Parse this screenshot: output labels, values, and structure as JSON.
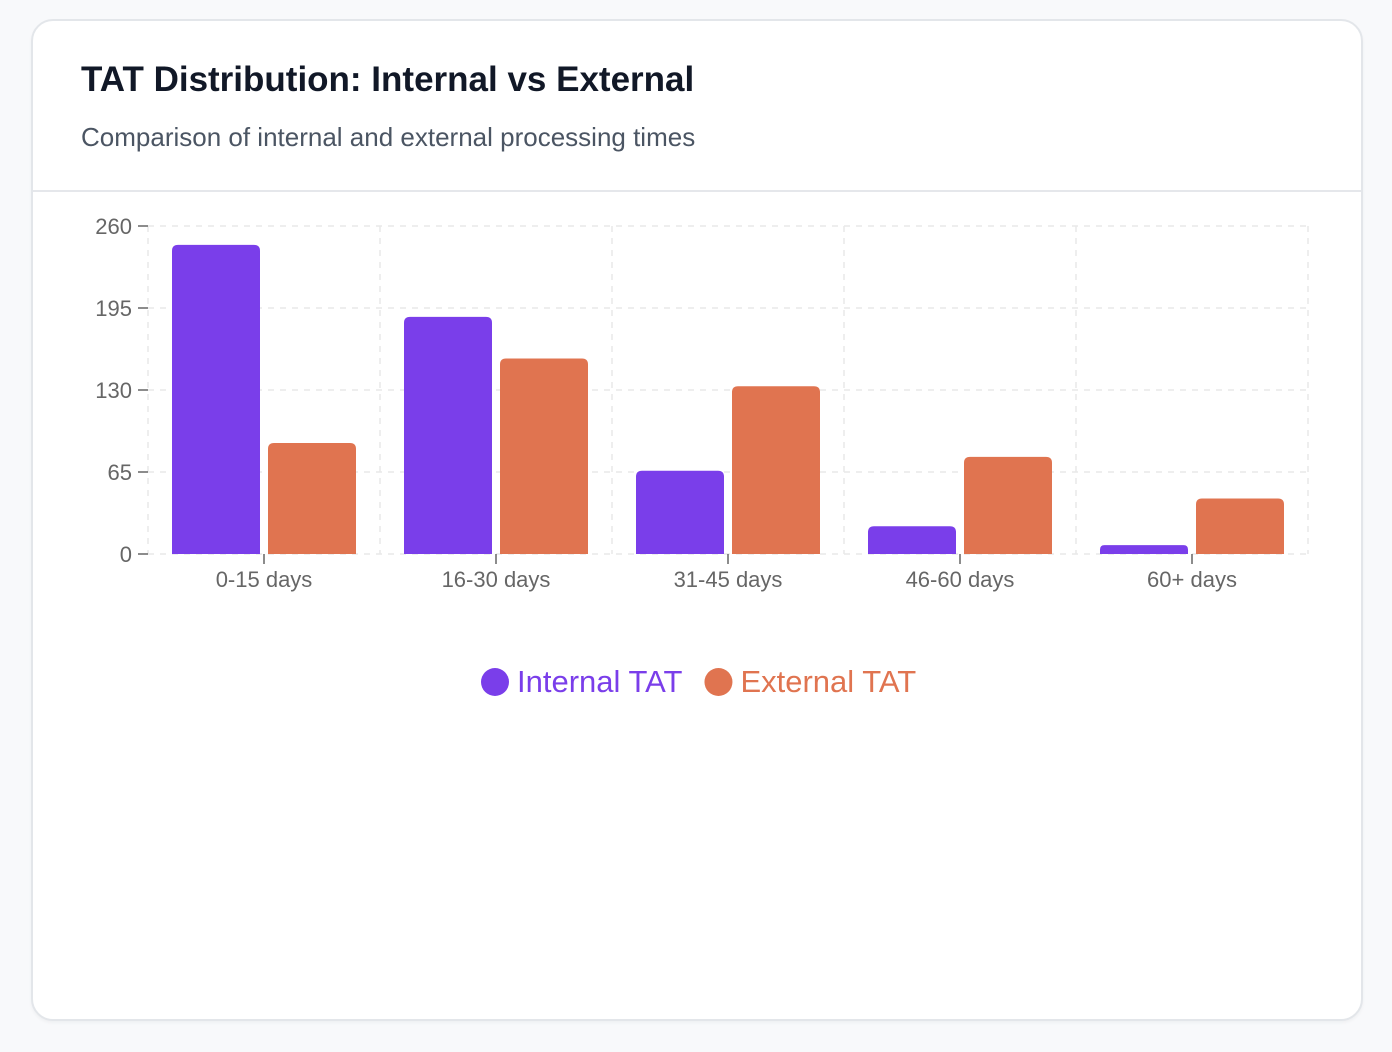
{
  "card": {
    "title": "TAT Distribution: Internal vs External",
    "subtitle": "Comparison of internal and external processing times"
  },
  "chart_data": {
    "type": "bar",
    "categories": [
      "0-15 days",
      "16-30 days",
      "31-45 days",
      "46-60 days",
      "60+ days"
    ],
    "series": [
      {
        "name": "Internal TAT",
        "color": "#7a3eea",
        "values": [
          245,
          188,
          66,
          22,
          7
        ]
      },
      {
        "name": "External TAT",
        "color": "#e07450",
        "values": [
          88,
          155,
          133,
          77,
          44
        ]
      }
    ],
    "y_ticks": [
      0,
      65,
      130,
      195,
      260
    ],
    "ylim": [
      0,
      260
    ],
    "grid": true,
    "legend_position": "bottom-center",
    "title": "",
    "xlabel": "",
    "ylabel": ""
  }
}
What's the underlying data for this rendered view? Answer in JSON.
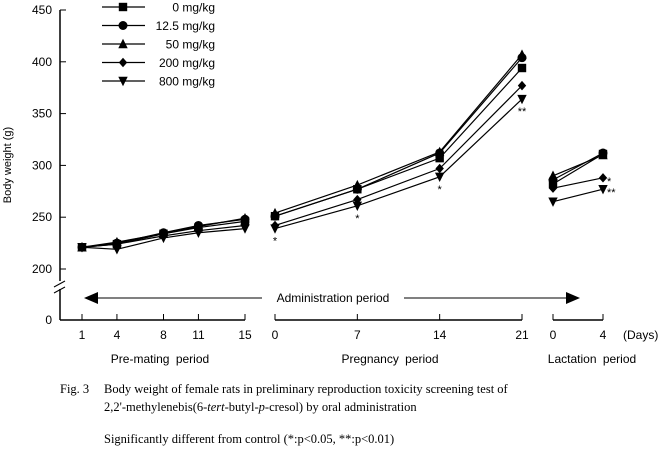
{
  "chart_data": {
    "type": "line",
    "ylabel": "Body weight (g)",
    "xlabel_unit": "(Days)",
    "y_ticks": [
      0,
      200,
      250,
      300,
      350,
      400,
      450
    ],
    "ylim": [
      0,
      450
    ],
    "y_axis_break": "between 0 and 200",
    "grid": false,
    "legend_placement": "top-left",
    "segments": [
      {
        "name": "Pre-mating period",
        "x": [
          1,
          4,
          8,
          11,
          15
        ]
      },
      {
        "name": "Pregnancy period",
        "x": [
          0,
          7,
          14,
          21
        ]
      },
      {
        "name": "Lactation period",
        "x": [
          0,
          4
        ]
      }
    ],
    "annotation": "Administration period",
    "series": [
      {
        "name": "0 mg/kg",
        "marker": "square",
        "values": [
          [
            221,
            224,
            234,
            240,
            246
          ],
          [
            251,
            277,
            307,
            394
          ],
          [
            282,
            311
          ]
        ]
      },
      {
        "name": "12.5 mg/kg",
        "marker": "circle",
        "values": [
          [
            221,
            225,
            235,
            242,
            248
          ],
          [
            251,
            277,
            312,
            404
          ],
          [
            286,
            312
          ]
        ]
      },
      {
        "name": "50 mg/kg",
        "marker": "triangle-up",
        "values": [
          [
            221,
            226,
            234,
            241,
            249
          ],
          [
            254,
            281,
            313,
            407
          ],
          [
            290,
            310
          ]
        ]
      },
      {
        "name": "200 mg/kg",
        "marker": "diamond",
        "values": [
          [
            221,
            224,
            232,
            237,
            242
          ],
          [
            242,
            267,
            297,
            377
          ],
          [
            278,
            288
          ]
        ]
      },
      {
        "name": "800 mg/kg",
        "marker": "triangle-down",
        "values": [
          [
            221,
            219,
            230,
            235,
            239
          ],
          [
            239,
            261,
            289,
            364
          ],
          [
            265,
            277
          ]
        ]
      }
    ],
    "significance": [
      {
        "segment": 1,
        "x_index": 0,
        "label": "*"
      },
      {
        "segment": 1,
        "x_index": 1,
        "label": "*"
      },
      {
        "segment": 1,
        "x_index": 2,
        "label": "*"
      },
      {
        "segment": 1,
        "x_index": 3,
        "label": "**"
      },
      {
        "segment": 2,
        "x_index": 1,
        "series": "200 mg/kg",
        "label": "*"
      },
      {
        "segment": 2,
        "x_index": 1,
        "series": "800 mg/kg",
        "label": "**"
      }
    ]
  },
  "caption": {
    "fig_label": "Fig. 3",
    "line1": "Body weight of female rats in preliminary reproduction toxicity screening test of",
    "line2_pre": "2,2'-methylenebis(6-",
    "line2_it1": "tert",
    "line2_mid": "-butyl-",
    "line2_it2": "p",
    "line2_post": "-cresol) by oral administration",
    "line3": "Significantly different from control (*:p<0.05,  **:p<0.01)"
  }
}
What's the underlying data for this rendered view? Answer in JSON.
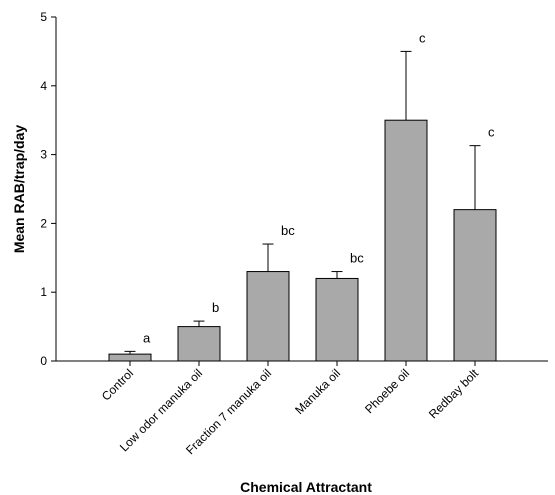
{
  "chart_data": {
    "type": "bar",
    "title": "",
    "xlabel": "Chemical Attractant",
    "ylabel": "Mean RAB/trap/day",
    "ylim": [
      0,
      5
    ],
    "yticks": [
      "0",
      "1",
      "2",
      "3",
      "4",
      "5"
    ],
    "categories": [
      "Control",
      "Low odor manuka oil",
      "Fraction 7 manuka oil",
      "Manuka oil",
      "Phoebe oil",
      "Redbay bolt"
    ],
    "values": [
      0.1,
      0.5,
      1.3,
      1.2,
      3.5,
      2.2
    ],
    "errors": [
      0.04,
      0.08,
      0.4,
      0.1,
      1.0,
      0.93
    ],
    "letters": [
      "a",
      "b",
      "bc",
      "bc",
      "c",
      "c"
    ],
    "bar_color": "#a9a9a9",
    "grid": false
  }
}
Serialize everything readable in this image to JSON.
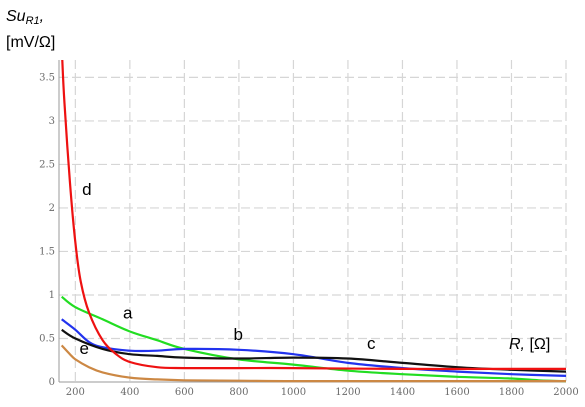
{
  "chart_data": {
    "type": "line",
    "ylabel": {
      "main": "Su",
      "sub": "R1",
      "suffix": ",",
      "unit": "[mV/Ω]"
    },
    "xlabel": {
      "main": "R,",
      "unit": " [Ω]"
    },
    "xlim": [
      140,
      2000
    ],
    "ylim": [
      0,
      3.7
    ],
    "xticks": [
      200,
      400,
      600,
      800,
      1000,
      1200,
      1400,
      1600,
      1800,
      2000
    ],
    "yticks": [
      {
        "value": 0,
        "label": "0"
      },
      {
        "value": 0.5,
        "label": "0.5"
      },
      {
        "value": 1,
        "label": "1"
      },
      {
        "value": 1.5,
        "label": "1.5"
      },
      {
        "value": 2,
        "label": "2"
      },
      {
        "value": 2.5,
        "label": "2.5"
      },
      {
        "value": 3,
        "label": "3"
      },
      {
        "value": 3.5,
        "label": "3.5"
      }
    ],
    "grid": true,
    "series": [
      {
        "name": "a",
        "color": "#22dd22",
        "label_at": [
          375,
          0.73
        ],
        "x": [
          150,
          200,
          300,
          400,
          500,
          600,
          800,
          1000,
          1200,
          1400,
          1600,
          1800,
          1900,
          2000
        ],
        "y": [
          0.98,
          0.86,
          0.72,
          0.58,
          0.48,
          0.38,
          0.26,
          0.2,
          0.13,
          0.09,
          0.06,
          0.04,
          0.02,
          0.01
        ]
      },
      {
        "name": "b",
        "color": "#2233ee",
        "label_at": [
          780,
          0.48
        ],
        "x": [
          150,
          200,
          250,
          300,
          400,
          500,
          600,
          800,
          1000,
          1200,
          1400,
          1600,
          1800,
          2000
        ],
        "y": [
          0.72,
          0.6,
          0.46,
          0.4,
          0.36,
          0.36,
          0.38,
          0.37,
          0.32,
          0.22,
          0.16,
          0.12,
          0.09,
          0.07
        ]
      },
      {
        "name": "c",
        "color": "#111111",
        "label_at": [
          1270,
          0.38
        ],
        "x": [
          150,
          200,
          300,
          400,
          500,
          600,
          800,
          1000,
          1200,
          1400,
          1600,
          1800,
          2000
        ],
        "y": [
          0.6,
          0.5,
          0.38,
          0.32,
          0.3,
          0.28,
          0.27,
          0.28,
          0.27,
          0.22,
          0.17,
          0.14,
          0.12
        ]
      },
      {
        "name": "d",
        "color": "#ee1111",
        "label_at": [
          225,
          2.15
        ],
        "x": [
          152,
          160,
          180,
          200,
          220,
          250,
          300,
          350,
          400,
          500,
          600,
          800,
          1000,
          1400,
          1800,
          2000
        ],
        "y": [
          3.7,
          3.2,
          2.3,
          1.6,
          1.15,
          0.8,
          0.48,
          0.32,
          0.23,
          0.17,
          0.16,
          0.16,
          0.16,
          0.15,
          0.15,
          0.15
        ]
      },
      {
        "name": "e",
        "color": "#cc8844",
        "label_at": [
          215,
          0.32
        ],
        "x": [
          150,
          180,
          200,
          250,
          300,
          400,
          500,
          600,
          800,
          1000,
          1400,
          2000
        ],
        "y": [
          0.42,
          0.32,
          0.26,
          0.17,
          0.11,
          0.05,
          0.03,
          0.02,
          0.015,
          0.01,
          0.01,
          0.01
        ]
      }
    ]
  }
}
************
** WORK REQUIRED **
Of the lines in the entries, how many include the word "triangle"? State only the number.

** SOLVED PROBLEM **
2